» INSTRUCTIONS TO FOLLOW
Answer with a single number, the count of lines holding the word "JSON".
——————
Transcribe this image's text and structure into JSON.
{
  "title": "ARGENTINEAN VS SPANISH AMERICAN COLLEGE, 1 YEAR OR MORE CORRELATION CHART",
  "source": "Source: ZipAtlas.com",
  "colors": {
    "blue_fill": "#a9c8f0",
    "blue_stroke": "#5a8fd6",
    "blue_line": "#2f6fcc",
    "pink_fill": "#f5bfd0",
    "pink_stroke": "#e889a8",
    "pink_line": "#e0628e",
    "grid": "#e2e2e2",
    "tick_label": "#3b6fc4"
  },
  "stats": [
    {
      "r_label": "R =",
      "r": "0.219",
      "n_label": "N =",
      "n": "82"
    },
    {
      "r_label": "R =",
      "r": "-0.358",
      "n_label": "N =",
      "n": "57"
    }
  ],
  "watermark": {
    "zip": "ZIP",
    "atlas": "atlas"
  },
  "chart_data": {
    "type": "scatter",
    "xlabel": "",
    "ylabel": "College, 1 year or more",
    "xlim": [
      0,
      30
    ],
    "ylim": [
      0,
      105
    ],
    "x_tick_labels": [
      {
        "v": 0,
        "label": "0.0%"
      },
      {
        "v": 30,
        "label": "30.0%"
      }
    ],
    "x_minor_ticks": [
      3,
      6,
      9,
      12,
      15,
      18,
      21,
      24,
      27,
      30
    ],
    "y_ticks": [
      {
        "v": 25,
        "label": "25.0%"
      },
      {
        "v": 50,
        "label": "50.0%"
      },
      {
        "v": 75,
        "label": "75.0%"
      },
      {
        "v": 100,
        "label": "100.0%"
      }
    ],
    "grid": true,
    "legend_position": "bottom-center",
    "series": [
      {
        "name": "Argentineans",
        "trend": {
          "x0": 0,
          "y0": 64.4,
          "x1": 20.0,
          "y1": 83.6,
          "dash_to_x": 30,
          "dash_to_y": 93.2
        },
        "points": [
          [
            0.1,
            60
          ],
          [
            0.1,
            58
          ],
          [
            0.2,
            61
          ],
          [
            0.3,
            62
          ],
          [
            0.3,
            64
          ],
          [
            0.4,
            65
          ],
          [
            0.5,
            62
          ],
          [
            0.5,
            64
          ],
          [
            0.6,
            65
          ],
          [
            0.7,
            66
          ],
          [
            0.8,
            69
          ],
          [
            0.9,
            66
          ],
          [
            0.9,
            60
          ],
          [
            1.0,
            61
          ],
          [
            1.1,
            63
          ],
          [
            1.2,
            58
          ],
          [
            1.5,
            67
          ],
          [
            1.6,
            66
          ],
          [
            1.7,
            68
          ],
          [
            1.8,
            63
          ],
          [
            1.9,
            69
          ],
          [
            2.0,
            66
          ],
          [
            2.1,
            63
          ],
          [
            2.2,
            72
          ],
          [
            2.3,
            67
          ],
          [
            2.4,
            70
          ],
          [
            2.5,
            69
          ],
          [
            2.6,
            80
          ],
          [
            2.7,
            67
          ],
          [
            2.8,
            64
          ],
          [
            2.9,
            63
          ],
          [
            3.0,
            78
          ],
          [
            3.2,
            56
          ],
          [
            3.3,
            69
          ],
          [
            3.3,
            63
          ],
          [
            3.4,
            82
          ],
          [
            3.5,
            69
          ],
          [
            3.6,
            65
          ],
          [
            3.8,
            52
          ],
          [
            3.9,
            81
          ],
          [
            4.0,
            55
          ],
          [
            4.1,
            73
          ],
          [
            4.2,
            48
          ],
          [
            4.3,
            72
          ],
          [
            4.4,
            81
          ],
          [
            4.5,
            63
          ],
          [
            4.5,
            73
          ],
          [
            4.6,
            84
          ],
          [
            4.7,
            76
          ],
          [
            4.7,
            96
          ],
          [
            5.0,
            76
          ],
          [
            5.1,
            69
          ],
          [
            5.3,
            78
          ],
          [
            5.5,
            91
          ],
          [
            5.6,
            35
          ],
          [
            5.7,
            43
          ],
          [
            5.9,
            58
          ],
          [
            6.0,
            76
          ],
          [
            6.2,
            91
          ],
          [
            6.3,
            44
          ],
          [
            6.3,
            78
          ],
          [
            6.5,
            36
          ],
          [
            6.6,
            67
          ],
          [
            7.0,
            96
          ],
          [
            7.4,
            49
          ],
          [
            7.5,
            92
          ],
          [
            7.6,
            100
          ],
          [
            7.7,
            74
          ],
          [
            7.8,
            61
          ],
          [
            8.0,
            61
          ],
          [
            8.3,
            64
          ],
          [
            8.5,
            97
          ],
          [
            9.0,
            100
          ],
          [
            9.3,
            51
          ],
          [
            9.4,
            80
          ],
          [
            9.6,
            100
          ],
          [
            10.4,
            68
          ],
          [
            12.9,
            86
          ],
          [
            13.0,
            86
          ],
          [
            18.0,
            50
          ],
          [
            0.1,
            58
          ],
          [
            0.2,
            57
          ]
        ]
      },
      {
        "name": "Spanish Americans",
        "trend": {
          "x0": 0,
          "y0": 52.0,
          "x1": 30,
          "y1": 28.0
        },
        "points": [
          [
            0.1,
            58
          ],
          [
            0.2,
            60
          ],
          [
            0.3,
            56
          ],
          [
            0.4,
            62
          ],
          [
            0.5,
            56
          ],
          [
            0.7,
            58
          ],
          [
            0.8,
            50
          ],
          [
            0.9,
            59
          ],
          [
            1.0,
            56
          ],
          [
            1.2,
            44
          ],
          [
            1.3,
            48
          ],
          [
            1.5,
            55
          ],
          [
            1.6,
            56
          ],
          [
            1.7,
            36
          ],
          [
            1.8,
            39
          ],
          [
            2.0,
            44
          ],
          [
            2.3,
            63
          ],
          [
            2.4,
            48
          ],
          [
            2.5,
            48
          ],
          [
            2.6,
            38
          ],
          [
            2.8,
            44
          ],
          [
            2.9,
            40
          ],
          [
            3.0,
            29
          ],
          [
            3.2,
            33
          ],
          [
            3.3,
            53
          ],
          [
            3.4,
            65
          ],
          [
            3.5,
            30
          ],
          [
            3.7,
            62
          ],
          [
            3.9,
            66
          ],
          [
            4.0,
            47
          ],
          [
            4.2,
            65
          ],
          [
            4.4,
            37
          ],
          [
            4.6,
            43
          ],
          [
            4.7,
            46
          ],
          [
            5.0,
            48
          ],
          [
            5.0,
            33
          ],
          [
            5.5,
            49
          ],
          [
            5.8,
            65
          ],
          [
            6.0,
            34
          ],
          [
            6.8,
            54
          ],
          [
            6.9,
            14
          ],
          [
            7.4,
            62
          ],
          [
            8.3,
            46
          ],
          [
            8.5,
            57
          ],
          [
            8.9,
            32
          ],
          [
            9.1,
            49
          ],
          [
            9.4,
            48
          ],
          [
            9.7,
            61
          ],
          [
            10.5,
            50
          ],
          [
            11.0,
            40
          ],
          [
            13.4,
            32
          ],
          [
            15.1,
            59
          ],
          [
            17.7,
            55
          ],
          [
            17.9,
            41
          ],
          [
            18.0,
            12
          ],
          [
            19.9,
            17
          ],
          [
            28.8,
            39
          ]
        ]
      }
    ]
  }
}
——————
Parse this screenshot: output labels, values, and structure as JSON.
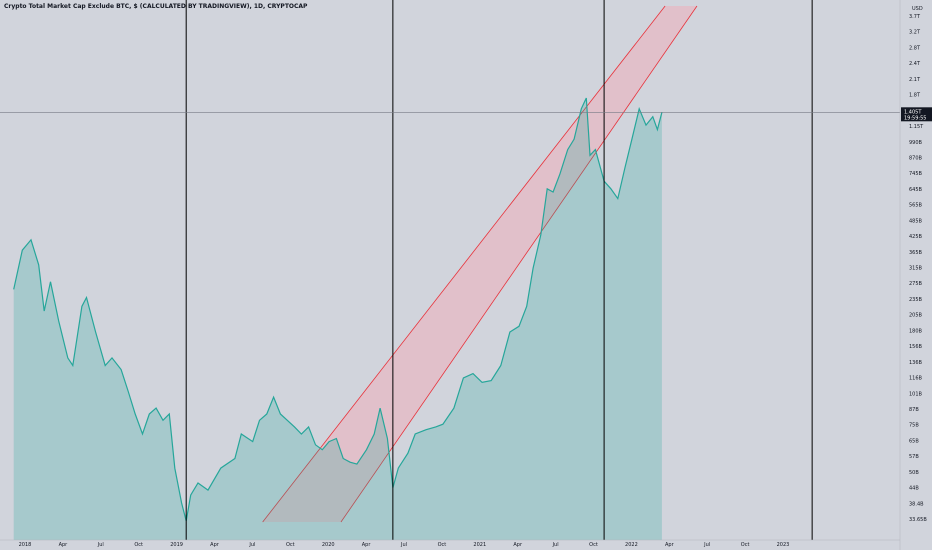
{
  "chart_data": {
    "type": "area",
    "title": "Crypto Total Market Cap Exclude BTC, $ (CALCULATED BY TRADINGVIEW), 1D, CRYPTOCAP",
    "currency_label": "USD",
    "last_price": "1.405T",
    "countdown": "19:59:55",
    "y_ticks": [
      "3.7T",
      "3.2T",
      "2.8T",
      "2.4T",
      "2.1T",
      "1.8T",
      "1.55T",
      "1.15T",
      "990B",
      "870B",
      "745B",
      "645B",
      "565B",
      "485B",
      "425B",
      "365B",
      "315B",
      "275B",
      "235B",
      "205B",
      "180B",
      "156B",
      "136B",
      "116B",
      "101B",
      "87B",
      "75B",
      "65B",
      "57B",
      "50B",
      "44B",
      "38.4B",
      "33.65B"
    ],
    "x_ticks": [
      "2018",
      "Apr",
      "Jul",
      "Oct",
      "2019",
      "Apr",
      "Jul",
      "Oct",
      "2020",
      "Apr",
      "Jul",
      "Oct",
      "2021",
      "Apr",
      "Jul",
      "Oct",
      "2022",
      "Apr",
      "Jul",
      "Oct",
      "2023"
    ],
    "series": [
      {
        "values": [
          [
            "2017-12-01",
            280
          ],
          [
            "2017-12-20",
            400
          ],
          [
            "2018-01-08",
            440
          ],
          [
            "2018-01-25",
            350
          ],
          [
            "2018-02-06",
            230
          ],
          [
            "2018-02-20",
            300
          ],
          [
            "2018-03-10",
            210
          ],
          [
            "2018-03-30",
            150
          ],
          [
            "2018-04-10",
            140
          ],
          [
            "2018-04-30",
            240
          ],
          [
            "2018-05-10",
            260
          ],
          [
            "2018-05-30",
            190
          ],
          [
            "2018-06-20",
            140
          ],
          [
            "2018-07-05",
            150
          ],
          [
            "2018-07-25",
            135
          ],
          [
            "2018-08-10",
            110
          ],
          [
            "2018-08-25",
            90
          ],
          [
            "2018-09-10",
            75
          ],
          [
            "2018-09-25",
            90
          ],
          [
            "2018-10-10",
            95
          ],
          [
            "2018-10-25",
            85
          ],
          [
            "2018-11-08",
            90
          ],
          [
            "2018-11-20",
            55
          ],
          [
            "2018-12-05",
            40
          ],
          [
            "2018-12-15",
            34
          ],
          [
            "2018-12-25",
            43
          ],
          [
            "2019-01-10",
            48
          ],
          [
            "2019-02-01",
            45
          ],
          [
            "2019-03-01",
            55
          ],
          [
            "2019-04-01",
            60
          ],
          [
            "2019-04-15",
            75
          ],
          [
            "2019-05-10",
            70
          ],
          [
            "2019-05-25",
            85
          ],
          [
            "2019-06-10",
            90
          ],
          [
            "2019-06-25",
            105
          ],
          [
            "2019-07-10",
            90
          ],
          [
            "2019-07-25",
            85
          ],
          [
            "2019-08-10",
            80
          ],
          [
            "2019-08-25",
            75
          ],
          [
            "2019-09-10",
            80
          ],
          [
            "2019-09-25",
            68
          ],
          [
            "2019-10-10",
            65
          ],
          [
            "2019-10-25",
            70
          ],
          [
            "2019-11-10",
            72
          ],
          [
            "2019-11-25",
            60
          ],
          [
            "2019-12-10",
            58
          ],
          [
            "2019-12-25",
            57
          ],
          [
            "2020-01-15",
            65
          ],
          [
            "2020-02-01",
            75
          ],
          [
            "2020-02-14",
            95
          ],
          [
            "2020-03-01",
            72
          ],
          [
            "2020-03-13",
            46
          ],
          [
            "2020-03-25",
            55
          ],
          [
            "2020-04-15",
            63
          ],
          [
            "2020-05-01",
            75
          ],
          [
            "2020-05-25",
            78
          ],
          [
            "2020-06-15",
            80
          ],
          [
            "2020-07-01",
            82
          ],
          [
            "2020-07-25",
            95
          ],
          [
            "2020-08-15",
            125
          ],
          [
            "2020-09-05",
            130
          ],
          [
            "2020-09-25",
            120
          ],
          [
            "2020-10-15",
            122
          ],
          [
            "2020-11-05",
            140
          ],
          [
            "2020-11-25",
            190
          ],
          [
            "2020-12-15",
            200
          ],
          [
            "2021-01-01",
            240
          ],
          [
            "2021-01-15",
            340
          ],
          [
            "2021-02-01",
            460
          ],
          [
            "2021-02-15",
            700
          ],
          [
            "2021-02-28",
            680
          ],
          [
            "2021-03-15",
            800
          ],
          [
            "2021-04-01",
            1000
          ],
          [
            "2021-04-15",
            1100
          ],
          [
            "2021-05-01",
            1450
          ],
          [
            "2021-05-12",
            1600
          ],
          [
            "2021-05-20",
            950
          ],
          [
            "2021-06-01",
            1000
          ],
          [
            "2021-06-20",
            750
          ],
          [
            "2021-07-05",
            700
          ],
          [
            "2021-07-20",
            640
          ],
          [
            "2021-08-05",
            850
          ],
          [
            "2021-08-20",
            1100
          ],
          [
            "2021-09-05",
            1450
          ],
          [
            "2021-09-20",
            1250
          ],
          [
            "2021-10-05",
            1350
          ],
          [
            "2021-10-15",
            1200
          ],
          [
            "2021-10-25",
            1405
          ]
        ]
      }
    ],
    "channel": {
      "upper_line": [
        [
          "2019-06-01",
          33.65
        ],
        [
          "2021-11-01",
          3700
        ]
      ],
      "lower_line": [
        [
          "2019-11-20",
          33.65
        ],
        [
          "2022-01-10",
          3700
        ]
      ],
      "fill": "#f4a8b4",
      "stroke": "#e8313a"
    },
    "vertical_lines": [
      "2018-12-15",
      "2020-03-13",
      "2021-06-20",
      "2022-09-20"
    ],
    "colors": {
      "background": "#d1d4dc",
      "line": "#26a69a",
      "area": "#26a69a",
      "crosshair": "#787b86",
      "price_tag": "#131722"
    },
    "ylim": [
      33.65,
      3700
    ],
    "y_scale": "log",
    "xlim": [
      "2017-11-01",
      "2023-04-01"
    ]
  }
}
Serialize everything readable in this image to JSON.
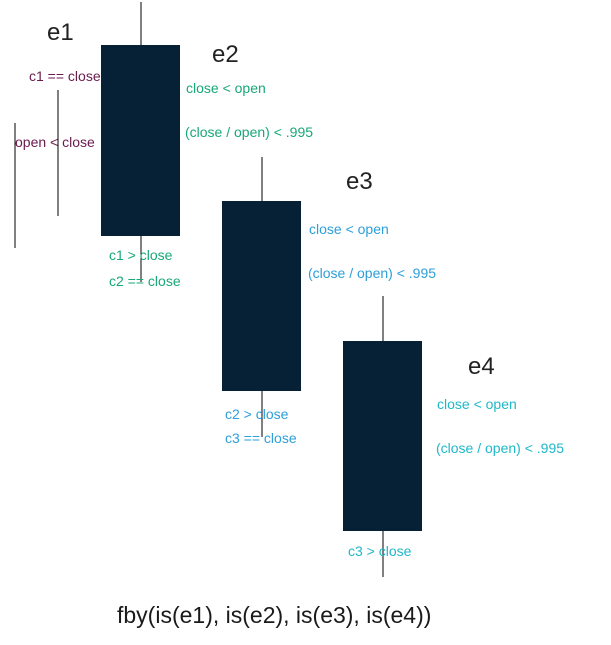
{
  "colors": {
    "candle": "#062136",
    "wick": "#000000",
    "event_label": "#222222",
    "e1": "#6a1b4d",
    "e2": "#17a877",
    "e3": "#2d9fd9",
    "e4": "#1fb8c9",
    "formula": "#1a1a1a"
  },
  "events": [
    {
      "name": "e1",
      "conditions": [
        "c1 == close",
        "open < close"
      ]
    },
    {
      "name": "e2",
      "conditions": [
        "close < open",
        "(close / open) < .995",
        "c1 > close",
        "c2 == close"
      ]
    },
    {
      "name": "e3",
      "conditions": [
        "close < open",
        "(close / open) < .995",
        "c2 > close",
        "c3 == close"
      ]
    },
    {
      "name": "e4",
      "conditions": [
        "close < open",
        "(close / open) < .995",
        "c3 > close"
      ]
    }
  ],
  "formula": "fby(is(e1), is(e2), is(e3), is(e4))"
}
——————
» SOLUTION FOR THIS EXERCISE
3